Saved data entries
......
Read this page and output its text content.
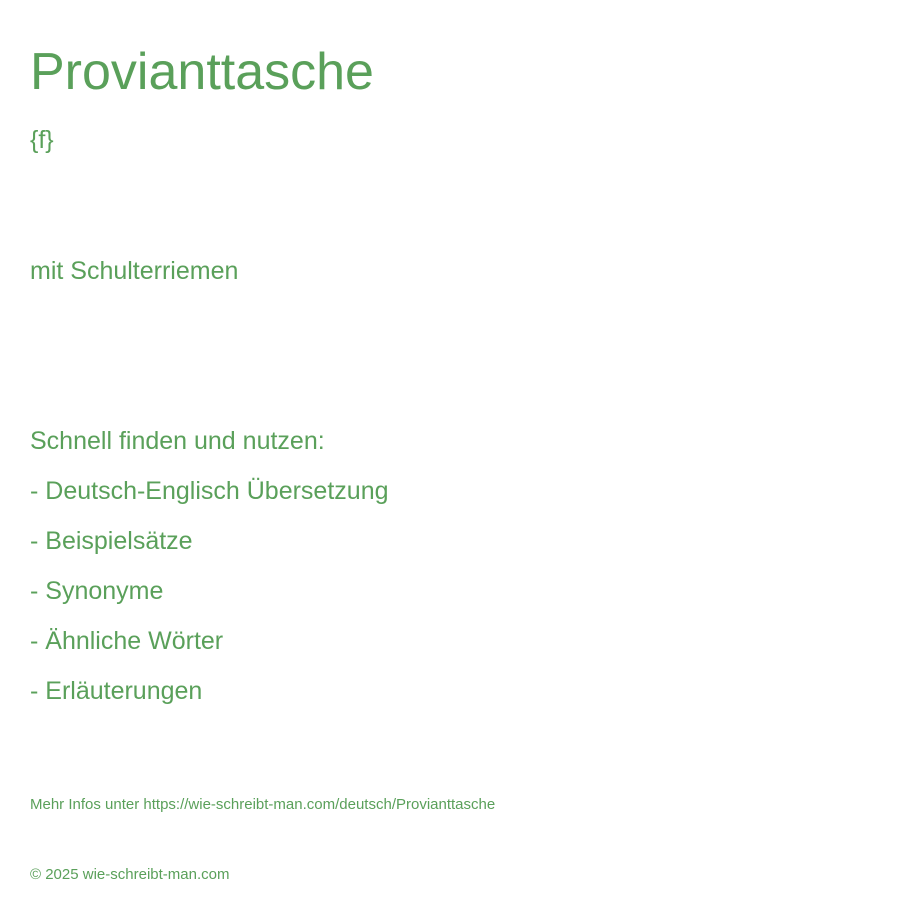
Provianttasche
{f}
mit Schulterriemen
Schnell finden und nutzen:
- Deutsch-Englisch Übersetzung
- Beispielsätze
- Synonyme
- Ähnliche Wörter
- Erläuterungen
Mehr Infos unter https://wie-schreibt-man.com/deutsch/Provianttasche
© 2025 wie-schreibt-man.com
......
Give the entries again word for word, but skip the pictures.

Read this page and output its text content.
Provianttasche
{f}
mit Schulterriemen
Schnell finden und nutzen:
- Deutsch-Englisch Übersetzung
- Beispielsätze
- Synonyme
- Ähnliche Wörter
- Erläuterungen
Mehr Infos unter https://wie-schreibt-man.com/deutsch/Provianttasche
© 2025 wie-schreibt-man.com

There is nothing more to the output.